§ Dataset records

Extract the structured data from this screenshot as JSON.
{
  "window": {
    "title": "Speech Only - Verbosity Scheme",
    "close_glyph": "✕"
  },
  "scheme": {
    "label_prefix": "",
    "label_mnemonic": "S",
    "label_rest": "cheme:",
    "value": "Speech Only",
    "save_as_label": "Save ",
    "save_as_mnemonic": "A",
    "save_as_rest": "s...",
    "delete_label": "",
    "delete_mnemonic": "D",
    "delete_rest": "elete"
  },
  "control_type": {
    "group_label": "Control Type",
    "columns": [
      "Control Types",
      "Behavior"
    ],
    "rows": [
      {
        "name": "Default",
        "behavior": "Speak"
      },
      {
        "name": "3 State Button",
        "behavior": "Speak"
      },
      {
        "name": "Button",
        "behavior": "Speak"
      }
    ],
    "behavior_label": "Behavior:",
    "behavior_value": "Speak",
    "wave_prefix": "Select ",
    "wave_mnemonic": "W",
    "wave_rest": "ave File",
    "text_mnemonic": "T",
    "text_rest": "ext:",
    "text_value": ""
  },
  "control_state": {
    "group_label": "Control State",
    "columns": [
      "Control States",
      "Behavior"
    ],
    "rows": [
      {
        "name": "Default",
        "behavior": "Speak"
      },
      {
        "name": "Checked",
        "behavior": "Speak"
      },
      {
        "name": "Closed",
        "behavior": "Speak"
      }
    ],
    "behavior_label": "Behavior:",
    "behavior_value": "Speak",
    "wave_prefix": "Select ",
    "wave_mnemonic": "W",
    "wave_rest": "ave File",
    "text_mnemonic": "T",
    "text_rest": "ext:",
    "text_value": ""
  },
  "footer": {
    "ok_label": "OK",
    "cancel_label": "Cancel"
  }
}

§ Given instruction
Working from the material above, retype it in its entirety without change.

§ Task solution
Extract the structured data from this screenshot as JSON.
{
  "window": {
    "title": "Speech Only - Verbosity Scheme",
    "close_glyph": "✕"
  },
  "scheme": {
    "label_prefix": "",
    "label_mnemonic": "S",
    "label_rest": "cheme:",
    "value": "Speech Only",
    "save_as_label": "Save ",
    "save_as_mnemonic": "A",
    "save_as_rest": "s...",
    "delete_label": "",
    "delete_mnemonic": "D",
    "delete_rest": "elete"
  },
  "control_type": {
    "group_label": "Control Type",
    "columns": [
      "Control Types",
      "Behavior"
    ],
    "rows": [
      {
        "name": "Default",
        "behavior": "Speak"
      },
      {
        "name": "3 State Button",
        "behavior": "Speak"
      },
      {
        "name": "Button",
        "behavior": "Speak"
      }
    ],
    "behavior_label": "Behavior:",
    "behavior_value": "Speak",
    "wave_prefix": "Select ",
    "wave_mnemonic": "W",
    "wave_rest": "ave File",
    "text_mnemonic": "T",
    "text_rest": "ext:",
    "text_value": ""
  },
  "control_state": {
    "group_label": "Control State",
    "columns": [
      "Control States",
      "Behavior"
    ],
    "rows": [
      {
        "name": "Default",
        "behavior": "Speak"
      },
      {
        "name": "Checked",
        "behavior": "Speak"
      },
      {
        "name": "Closed",
        "behavior": "Speak"
      }
    ],
    "behavior_label": "Behavior:",
    "behavior_value": "Speak",
    "wave_prefix": "Select ",
    "wave_mnemonic": "W",
    "wave_rest": "ave File",
    "text_mnemonic": "T",
    "text_rest": "ext:",
    "text_value": ""
  },
  "footer": {
    "ok_label": "OK",
    "cancel_label": "Cancel"
  }
}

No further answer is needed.